## Written exercise
Scan the data below for the string "bezpieczeństwa". Show every line where it turns up.
####
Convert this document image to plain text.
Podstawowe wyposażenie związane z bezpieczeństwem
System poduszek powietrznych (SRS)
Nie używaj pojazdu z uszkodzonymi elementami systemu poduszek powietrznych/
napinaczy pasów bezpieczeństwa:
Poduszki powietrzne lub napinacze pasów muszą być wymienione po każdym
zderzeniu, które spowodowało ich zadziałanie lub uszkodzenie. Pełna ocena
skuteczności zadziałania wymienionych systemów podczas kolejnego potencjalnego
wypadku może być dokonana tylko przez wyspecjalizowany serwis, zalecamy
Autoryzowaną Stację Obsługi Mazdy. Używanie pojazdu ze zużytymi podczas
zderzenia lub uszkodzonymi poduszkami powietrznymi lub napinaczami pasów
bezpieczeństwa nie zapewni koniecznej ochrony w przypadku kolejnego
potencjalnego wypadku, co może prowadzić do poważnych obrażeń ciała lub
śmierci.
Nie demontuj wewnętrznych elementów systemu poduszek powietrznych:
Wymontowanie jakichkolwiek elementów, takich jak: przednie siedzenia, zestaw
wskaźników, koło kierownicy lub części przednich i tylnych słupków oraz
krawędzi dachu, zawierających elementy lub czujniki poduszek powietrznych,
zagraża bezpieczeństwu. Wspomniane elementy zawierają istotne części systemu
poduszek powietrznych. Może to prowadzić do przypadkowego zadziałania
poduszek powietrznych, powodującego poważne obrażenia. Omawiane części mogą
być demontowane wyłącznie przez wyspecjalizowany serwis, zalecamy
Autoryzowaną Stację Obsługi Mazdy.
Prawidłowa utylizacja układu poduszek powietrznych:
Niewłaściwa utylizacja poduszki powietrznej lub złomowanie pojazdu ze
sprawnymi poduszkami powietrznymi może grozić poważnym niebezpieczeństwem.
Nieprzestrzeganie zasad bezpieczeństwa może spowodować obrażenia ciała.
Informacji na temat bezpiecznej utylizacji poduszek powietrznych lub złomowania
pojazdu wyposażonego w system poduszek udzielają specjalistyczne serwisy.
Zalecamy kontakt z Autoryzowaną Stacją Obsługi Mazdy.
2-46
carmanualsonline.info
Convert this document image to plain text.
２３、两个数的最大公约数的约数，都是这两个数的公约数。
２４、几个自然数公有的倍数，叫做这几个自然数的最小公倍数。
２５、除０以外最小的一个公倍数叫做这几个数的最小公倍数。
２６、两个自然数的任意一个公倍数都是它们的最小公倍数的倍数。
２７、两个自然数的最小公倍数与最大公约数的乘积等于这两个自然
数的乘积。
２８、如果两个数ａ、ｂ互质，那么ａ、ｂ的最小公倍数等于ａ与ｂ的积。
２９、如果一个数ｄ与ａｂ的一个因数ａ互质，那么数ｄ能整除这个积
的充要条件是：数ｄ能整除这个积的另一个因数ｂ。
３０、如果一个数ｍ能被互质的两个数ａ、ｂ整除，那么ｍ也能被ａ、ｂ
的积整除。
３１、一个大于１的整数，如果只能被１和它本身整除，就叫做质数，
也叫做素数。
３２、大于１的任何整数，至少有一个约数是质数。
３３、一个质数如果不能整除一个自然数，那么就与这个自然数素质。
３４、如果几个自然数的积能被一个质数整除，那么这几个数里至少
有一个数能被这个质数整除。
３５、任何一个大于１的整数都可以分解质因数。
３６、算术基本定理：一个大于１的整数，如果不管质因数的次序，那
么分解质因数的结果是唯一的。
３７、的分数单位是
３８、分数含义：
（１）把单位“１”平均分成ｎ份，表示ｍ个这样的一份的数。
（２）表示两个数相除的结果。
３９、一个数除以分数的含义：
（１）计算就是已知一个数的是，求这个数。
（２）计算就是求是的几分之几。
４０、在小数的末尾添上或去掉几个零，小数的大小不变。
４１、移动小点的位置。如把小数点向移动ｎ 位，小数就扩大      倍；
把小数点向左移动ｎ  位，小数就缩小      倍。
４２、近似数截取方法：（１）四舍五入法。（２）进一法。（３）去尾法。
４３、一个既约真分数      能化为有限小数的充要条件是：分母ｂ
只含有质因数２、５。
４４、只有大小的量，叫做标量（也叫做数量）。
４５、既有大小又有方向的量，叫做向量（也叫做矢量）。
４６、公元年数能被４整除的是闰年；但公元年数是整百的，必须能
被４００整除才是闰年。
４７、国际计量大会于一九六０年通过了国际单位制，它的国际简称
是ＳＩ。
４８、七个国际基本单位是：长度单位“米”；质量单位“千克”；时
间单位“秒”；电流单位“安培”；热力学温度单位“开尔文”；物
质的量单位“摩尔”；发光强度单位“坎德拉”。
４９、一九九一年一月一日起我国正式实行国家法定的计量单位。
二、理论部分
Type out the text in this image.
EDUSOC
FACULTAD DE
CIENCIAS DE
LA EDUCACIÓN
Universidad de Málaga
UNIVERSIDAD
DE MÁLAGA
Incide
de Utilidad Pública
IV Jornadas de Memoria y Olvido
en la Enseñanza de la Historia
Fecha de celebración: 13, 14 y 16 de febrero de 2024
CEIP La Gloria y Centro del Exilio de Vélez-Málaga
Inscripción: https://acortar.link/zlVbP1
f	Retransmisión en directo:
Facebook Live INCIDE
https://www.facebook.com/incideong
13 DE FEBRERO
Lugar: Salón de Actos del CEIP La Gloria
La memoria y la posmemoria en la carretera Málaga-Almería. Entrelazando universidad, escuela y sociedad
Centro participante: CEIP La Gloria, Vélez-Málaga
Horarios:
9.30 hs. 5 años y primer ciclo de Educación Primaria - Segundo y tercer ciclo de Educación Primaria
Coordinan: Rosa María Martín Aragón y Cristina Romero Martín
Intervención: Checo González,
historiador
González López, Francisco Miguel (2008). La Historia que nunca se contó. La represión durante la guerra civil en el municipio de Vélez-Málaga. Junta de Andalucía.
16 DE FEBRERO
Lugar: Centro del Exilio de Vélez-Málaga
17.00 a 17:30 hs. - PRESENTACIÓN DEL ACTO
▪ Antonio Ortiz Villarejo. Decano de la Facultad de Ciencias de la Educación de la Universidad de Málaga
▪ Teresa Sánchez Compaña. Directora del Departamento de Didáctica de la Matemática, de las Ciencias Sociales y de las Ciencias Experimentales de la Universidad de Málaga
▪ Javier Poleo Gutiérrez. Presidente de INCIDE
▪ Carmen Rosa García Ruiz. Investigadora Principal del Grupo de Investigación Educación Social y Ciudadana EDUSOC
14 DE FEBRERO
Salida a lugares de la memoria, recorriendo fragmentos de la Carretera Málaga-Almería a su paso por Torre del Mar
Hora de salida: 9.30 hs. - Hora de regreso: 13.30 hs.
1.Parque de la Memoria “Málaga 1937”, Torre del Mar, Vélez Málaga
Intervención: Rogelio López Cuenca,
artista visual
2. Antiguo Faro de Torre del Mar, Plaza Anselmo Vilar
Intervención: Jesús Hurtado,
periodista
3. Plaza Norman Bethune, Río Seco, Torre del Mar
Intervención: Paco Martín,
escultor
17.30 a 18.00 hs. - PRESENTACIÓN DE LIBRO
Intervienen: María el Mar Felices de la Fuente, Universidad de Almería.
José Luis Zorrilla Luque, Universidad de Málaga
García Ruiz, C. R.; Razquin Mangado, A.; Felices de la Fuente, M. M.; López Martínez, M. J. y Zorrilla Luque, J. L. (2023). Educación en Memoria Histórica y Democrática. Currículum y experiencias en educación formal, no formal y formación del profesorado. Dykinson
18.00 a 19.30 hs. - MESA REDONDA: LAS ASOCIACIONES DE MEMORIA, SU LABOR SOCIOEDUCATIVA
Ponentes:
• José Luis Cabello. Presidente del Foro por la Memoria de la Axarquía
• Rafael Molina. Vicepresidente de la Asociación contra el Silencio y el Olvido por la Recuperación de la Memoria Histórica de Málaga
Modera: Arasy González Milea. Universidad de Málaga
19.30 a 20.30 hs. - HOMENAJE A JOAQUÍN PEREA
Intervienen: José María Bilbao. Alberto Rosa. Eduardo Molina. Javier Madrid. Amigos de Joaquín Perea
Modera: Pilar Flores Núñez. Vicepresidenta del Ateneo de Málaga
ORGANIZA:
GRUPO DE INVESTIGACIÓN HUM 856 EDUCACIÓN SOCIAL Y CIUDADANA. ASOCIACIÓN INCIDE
####
## Output for this exercise
napinaczy pasów bezpieczeństwa:
bezpieczeństwa nie zapewni koniecznej ochrony w przypadku kolejnego
Nieprzestrzeganie zasad bezpieczeństwa może spowodować obrażenia ciała.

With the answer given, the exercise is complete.